What is needed: Determine how many lines in the data below contain "illustration" and write only that number.

Records provided:
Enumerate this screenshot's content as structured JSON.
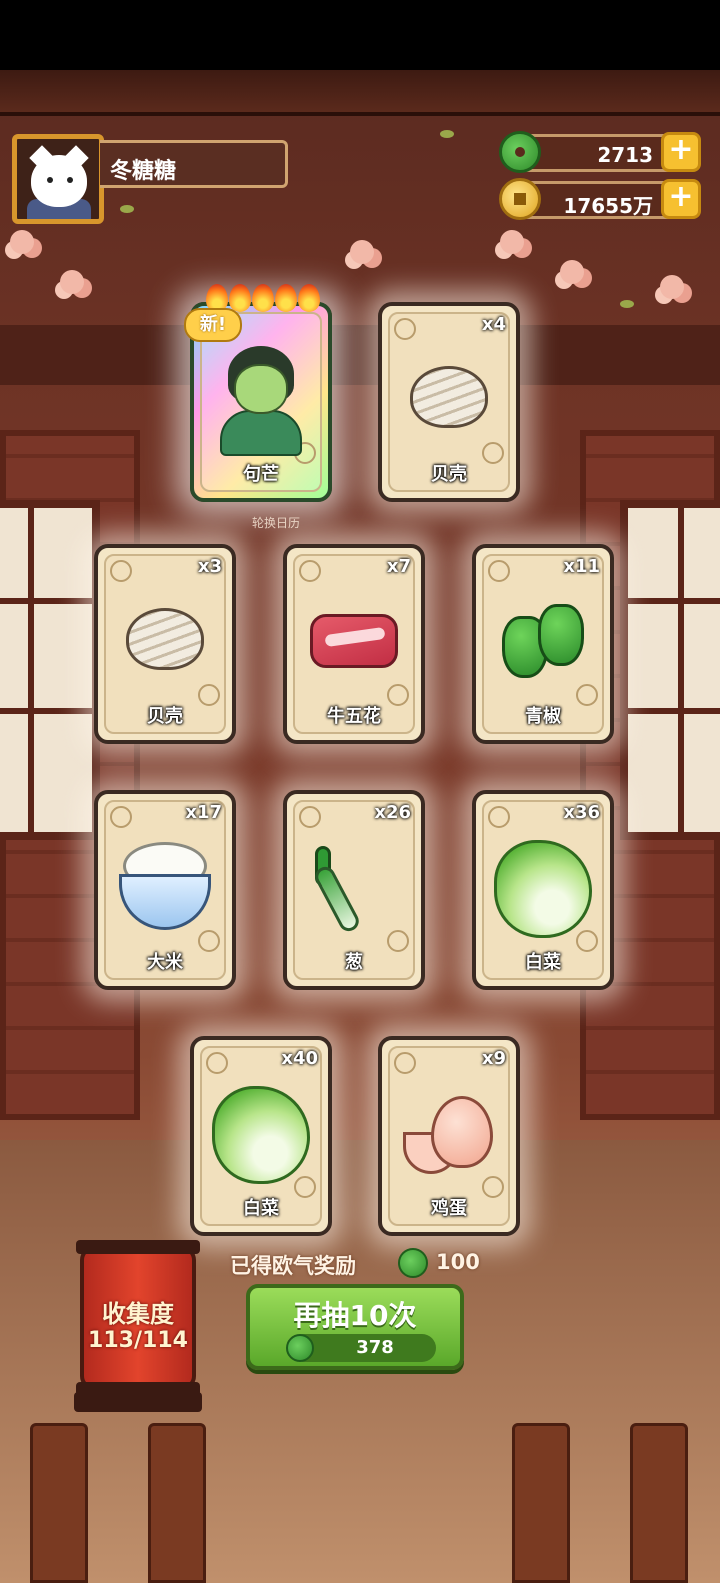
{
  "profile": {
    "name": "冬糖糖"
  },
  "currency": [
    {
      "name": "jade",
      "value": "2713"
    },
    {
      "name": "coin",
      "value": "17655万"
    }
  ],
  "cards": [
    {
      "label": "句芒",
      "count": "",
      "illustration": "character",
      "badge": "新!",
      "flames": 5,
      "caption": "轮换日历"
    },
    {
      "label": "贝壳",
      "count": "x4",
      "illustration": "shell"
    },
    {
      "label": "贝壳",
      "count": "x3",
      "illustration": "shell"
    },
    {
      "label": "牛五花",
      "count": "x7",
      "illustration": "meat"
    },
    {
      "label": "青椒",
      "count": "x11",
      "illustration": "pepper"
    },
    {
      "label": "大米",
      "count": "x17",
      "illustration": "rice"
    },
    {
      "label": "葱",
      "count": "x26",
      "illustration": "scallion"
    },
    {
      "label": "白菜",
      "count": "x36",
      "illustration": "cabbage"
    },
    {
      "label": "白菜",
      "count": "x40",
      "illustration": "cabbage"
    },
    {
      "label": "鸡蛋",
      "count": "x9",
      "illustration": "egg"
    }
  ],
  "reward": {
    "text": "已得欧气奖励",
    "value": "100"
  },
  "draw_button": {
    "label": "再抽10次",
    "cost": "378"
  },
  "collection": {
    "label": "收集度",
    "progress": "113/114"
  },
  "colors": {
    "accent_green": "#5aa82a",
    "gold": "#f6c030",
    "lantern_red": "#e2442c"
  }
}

Exercise response: 10